Selasa, 30 November 2010

Sumber Hukum Islam

Al-Qur'an

Al Quran atau sering pula disebut dengan kitabullah merupakan sumber utama ajaran Islam. Di dalamnya berbagai prinsip dan ajaran dasar Islam yang meliputi akidah, syariah dan akhlak. Mengingat pentingnya kedudukan Al Quran dalam Islam, ia menjadi obje kajian utama dan pertama dalam Ushul Fiqh guna menetapkan suatu hukum.
Secara etimologis, kata Al Quran merupakan bentuk masdar yang berasal dari وقرانا, قراءة,يقرأ,قرأ artinya bacaan, berbicara tentang apa yang tertulis padanya, atau melihat dan menalaah. Menurut istilah Ushul Fiqh sebagaimana dikemukakan Abdul Wahab Khallaf, Al Quran adalah :1
كلام الله الذي نزل به الر وح الأمين قلب رسول الله محمد ابن عبج الله بالفاظه العربيه ومعانيه الحقة ليكون حجة للر سول على انه ر سول الله وطستور اللناس يهد اه و قر بة يتعبدون بتلاو ته و هو المدو ن بين د فتي المصحف المبدوء الفا تحة المختوم بسور ة الناس المنقول محفو ظامن اى تغيير ا و تبديل مصد اق قول الله سبحانه و تعالى
Kalam Allah yang diturunkan-Nya dengan perantaraan malaikat Jibril kedalam hati Rasulullah Muhammad ibn Abdullah dengan bahasa Arab dan makna-maknanya benar supaya menjadi bukti bagi Rasul tentang kebenarannya sebagai Rasul, menjadi aturan bagi manusia yang menjadikannya sebagai petunjuk, dipandang beribadah membacanya, dan ia dibukukan di antara dua kulit mushaf, diawali dengan surat al Fatihah dan diakhiri dengan surat An-nad, disampaikan kepada kita seara mutawatir, baik secara tertulis maupun hapalan dari generasi ke genegarai dan terpelihara dari segala perubahan dan penggantian, sejalan dengan kebenaran jaminan Allah Swt.
Dengan menganalisis unsur-unsur setiap defenisi di atas dan membangdingkan antara satu defenisi dengan lainnya, dapat ditarik suatu rumusan mengenai defenisis Al Quran, yaitu :
1. Al Quran berbentuk lafaz. Ini mengandung pengertain bahwa apa yang disampaikan Allah melalui malaikay Jibril kepada Nabi Muhammad saw. Dalam bentuk makna dan dilafazkan oleh Nabi dengan ibaratnya sendiri tidaklah disebut Al Quran.
2. Al Quran itu berbahasa Arab. Ini mengandung arti bahwa Al Quran yang dialihbahasakan kepada bahasa lain atau yang diibaratkan dengan bahasa lain bukanlah Al Quran. Karenanya shalat yang menggunakan terjemahan Al Quran, tidak sah.

- **BAHAN LATIHAN INI**
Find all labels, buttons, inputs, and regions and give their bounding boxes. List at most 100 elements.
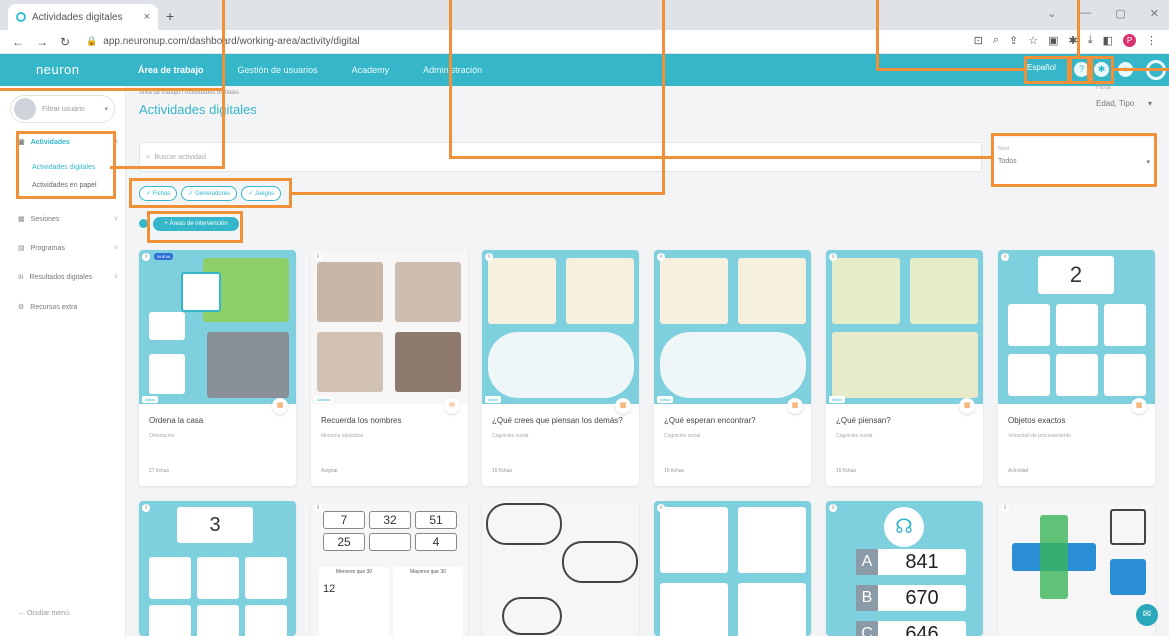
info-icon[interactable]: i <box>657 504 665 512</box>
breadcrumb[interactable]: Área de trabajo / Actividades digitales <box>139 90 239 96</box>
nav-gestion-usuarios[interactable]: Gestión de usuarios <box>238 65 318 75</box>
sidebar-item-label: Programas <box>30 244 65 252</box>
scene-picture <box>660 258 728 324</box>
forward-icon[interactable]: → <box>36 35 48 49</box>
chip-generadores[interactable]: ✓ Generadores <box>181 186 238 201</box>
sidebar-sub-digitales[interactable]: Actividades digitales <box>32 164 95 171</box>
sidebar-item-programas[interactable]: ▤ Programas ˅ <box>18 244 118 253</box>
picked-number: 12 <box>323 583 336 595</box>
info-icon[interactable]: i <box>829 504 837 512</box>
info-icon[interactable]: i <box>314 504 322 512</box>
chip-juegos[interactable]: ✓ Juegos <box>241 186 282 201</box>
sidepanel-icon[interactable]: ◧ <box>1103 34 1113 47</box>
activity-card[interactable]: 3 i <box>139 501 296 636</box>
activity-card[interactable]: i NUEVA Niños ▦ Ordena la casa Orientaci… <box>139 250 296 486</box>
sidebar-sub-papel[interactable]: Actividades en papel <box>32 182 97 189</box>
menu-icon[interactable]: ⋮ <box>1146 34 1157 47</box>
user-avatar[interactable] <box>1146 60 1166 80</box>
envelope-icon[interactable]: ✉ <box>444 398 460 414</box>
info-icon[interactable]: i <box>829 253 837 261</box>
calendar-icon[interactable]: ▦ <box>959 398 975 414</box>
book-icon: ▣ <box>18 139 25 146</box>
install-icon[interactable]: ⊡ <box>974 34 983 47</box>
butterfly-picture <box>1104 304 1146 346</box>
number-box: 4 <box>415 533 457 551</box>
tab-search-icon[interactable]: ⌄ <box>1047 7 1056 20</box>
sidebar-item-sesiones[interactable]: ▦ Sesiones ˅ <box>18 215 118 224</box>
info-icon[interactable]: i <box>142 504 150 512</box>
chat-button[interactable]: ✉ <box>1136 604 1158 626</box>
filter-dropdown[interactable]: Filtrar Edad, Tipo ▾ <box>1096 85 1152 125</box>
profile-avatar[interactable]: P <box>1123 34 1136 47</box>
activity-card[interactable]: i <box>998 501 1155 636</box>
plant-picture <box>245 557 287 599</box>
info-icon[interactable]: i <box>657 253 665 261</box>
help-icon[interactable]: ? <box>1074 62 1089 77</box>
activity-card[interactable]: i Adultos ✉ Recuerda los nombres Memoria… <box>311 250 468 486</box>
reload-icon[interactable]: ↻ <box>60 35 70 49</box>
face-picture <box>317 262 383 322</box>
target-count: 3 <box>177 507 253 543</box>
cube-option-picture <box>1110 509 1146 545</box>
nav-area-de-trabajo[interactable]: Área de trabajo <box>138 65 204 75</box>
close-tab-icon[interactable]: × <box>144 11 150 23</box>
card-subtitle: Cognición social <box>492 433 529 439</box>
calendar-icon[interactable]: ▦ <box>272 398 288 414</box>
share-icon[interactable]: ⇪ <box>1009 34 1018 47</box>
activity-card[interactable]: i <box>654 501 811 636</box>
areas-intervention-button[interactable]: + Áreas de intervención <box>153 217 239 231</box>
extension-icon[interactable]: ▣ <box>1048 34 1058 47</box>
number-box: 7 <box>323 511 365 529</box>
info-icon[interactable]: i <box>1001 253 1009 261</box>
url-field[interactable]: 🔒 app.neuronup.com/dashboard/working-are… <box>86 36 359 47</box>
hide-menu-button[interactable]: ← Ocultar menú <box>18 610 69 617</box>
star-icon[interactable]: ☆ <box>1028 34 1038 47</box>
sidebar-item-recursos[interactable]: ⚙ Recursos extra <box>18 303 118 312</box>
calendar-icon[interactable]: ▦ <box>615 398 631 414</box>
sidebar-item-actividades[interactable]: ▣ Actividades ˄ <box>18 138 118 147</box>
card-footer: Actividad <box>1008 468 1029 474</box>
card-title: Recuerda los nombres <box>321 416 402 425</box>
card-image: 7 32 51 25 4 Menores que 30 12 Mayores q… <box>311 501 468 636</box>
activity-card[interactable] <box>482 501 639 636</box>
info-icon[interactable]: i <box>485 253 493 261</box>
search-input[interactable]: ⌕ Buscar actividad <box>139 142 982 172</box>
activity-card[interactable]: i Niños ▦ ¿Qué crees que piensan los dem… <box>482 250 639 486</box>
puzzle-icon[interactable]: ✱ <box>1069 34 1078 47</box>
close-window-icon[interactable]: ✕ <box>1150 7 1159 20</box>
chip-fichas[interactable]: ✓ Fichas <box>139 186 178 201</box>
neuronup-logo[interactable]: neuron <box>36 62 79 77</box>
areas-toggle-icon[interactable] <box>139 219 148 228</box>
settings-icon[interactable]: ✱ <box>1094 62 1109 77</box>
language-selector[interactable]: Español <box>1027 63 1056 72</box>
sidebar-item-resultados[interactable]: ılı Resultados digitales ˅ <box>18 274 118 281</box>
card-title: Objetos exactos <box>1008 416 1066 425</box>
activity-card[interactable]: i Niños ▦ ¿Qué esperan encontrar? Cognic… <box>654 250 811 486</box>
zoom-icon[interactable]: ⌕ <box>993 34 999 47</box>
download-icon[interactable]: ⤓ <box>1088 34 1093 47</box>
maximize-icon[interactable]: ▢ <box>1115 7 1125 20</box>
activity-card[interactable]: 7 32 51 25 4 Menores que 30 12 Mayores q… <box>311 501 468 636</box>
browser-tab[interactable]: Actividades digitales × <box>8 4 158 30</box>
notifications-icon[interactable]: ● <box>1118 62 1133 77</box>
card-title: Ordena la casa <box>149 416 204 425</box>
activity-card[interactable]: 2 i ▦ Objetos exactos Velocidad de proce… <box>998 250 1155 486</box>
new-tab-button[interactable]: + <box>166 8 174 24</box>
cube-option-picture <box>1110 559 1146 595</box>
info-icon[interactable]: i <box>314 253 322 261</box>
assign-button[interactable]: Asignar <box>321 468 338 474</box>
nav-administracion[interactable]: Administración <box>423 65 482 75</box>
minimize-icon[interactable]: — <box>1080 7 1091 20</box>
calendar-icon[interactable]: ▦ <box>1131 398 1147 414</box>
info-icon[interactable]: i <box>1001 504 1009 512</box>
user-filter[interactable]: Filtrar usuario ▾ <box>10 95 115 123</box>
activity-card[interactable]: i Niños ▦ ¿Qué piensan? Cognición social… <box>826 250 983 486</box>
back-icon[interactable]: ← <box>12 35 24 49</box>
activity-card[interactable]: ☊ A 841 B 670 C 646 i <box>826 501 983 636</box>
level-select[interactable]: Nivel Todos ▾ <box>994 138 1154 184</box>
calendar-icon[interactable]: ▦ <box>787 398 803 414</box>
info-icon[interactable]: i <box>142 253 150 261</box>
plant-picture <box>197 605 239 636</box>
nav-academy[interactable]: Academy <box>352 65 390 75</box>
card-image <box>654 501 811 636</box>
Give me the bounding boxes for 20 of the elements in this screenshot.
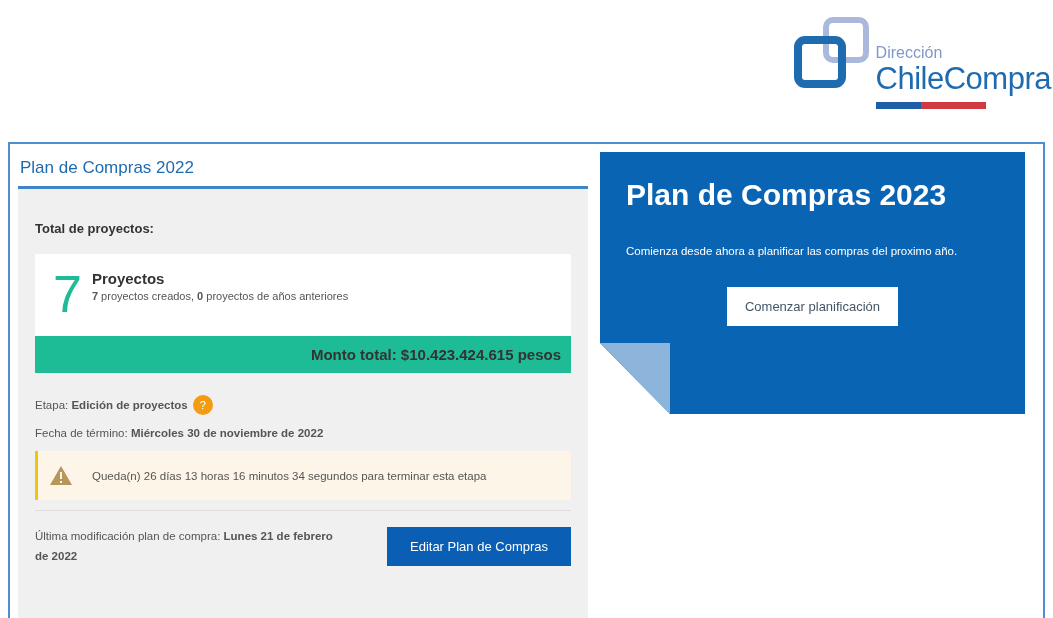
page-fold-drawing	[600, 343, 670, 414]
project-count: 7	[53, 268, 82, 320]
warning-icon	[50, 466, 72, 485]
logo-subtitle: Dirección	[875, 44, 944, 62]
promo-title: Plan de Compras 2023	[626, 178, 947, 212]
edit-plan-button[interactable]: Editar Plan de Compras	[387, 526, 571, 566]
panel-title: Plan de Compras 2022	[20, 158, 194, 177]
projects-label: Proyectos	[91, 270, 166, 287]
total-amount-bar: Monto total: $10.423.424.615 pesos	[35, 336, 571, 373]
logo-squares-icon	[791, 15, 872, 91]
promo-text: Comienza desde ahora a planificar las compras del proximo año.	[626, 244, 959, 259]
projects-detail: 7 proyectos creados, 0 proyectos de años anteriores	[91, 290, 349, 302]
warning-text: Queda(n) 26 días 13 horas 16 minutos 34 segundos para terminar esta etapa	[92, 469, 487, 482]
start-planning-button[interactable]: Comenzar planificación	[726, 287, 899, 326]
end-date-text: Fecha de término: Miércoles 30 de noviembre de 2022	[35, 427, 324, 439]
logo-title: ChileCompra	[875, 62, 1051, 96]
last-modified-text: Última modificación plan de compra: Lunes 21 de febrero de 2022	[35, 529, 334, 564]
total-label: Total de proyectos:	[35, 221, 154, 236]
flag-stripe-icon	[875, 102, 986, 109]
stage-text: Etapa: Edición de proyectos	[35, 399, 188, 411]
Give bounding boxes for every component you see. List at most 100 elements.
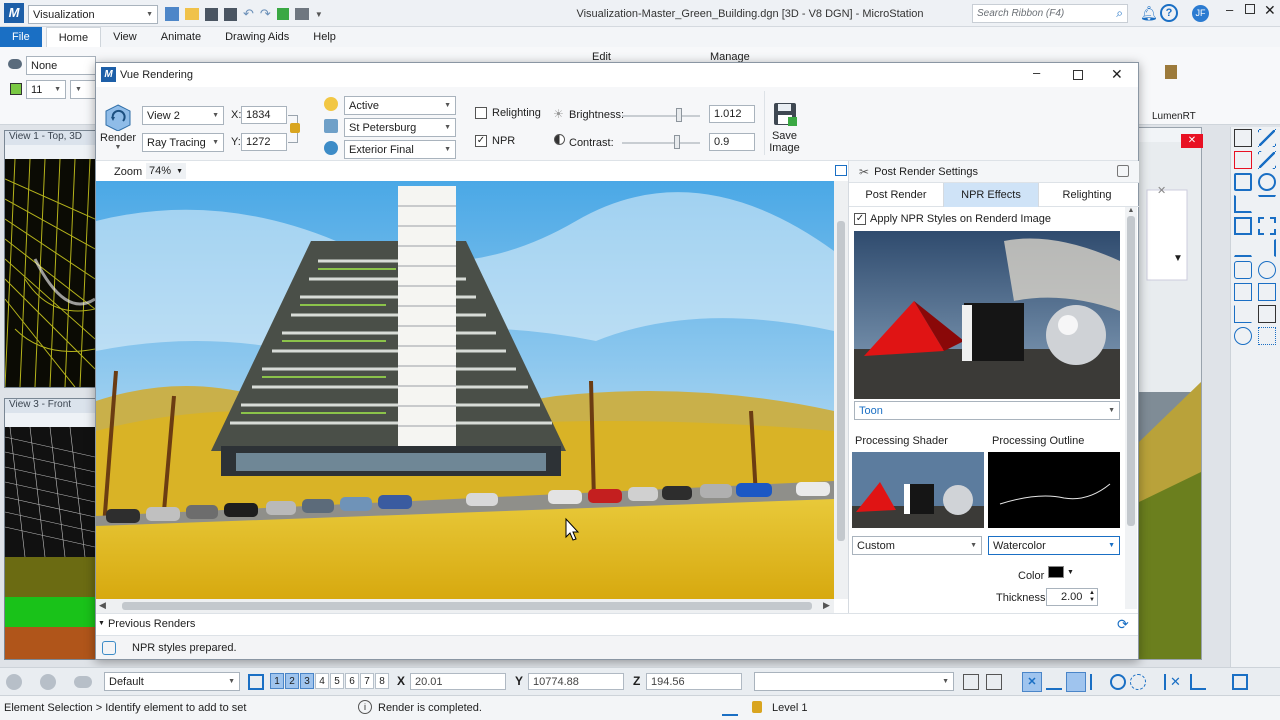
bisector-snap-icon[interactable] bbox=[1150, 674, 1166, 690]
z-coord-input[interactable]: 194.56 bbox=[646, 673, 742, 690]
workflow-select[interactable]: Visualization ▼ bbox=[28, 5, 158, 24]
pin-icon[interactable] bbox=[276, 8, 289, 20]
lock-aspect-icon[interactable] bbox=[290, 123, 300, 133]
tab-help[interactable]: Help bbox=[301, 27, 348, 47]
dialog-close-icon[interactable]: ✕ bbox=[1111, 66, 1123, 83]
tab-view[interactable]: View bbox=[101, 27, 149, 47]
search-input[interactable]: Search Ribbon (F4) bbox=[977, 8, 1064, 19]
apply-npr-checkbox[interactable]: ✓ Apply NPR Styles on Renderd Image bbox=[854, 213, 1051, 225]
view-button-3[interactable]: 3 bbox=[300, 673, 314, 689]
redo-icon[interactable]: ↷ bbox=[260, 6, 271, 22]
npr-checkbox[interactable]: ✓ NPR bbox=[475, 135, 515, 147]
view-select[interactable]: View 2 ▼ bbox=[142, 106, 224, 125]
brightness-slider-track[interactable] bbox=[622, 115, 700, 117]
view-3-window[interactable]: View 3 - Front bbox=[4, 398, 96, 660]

- **PERINTAH TUGAS A**
Salin persis bagian teks sumber tentang Al-Qur'an yang dibuka dengan kata-kata yang memuat "Sumber Hukum Islam" dan ditutup dengan "menetapkan suatu hukum.".
- **PERINTAH TUGAS B**
Perbarui bagian daftar yang dibuka dengan baris yang memuat "343, 670, 414]" dan ditutup dengan baris yang memuat "end-date-text: Fecha de" dengan mengganti "Plan de Compras" menjadi "Plan de Adquisiciones". Tuliskan ulang hanya baris-baris itu, dan biarkan isinya yang lain tetap sama.

- **HASIL YANG BENAR A**
Sumber Hukum Islam

Al-Qur'an

Al Quran atau sering pula disebut dengan kitabullah merupakan sumber utama ajaran Islam. Di dalamnya berbagai prinsip dan ajaran dasar Islam yang meliputi akidah, syariah dan akhlak. Mengingat pentingnya kedudukan Al Quran dalam Islam, ia menjadi obje kajian utama dan pertama dalam Ushul Fiqh guna menetapkan suatu hukum.

- **HASIL YANG BENAR B**
page-fold-drawing	[600, 343, 670, 414]
project-count: 7	[53, 268, 82, 320]
warning-icon	[50, 466, 72, 485]
logo-subtitle: Dirección	[875, 44, 944, 62]
promo-title: Plan de Adquisiciones 2023	[626, 178, 947, 212]
edit-plan-button[interactable]: Editar Plan de Adquisiciones	[387, 526, 571, 566]
panel-title: Plan de Adquisiciones 2022	[20, 158, 194, 177]
projects-label: Proyectos	[91, 270, 166, 287]
total-amount-bar: Monto total: $10.423.424.615 pesos	[35, 336, 571, 373]
logo-squares-icon	[791, 15, 872, 91]
promo-text: Comienza desde ahora a planificar las compras del proximo año.	[626, 244, 959, 259]
projects-detail: 7 proyectos creados, 0 proyectos de años anteriores	[91, 290, 349, 302]
warning-text: Queda(n) 26 días 13 horas 16 minutos 34 segundos para terminar esta etapa	[92, 469, 487, 482]
start-planning-button[interactable]: Comenzar planificación	[726, 287, 899, 326]
end-date-text: Fecha de término: Miércoles 30 de noviembre de 2022	[35, 427, 324, 439]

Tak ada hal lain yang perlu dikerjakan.